┌─ Data for this exercise

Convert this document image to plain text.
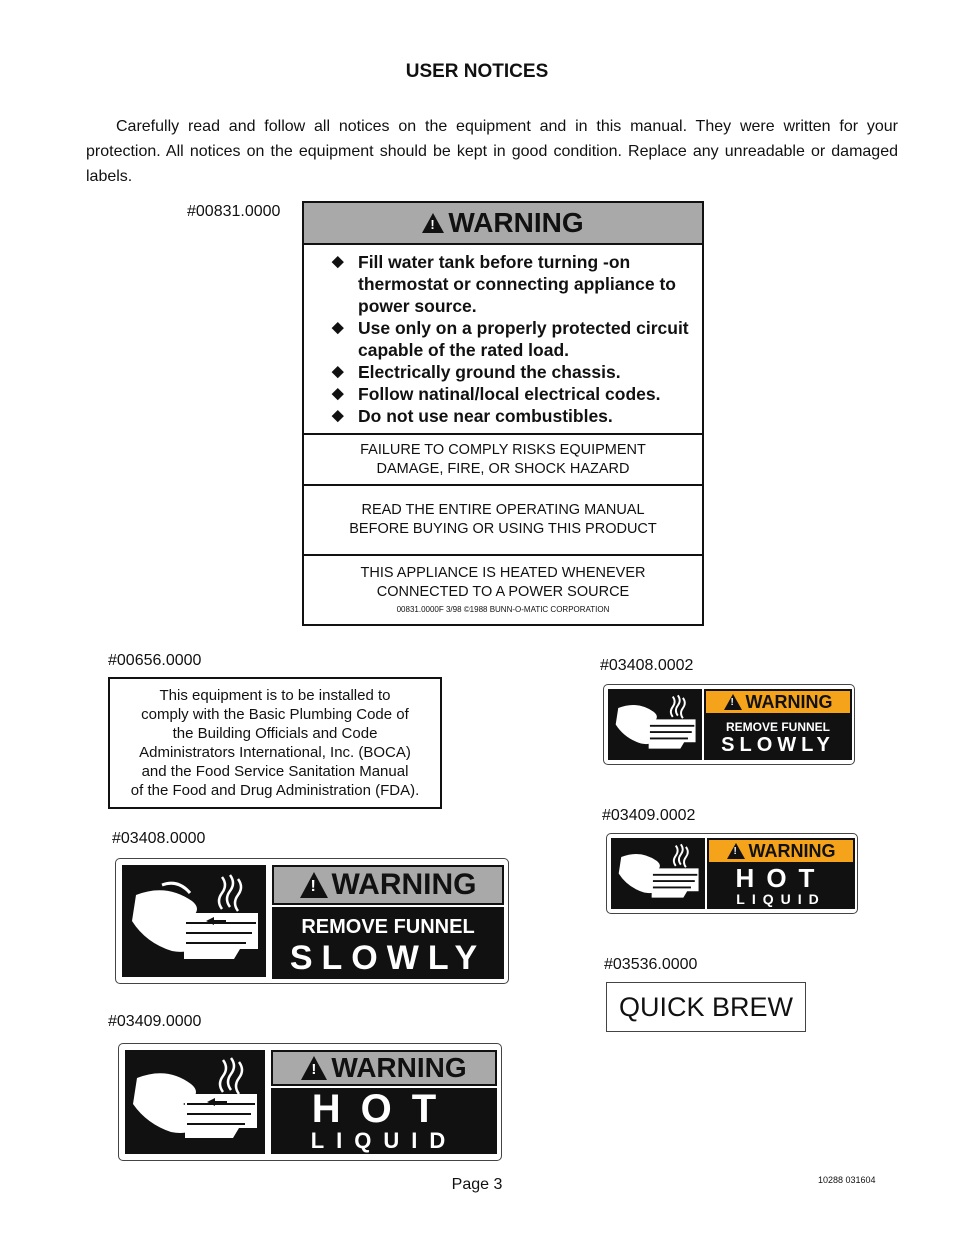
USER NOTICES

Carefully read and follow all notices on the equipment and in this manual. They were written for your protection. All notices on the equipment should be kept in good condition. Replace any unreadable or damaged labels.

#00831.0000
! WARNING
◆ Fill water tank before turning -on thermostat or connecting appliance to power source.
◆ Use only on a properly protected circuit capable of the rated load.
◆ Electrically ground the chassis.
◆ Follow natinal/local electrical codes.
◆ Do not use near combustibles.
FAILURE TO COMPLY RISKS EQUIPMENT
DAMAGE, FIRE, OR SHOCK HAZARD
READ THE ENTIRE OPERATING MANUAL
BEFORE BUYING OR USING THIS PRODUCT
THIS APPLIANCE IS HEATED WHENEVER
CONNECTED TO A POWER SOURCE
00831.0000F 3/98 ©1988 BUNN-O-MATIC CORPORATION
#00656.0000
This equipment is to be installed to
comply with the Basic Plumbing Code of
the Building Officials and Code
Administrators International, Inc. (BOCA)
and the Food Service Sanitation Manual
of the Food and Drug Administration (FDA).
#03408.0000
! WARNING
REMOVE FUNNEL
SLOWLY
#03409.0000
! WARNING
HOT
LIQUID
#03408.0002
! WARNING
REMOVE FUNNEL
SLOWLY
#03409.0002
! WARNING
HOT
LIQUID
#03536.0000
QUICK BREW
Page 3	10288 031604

└─

# Work instructions:
Retype every entry verbatim and exclude the pictures from the copy.

# Exercise output:
Convert this document image to plain text.
USER NOTICES

Carefully read and follow all notices on the equipment and in this manual. They were written for your protection. All notices on the equipment should be kept in good condition. Replace any unreadable or damaged labels.

#00831.0000
! WARNING
◆ Fill water tank before turning -on thermostat or connecting appliance to power source.
◆ Use only on a properly protected circuit capable of the rated load.
◆ Electrically ground the chassis.
◆ Follow natinal/local electrical codes.
◆ Do not use near combustibles.
FAILURE TO COMPLY RISKS EQUIPMENT
DAMAGE, FIRE, OR SHOCK HAZARD
READ THE ENTIRE OPERATING MANUAL
BEFORE BUYING OR USING THIS PRODUCT
THIS APPLIANCE IS HEATED WHENEVER
CONNECTED TO A POWER SOURCE
00831.0000F 3/98 ©1988 BUNN-O-MATIC CORPORATION
#00656.0000
This equipment is to be installed to
comply with the Basic Plumbing Code of
the Building Officials and Code
Administrators International, Inc. (BOCA)
and the Food Service Sanitation Manual
of the Food and Drug Administration (FDA).
#03408.0000
! WARNING
REMOVE FUNNEL
SLOWLY
#03409.0000
! WARNING
HOT
LIQUID
#03408.0002
! WARNING
REMOVE FUNNEL
SLOWLY
#03409.0002
! WARNING
HOT
LIQUID
#03536.0000
QUICK BREW
Page 3	10288 031604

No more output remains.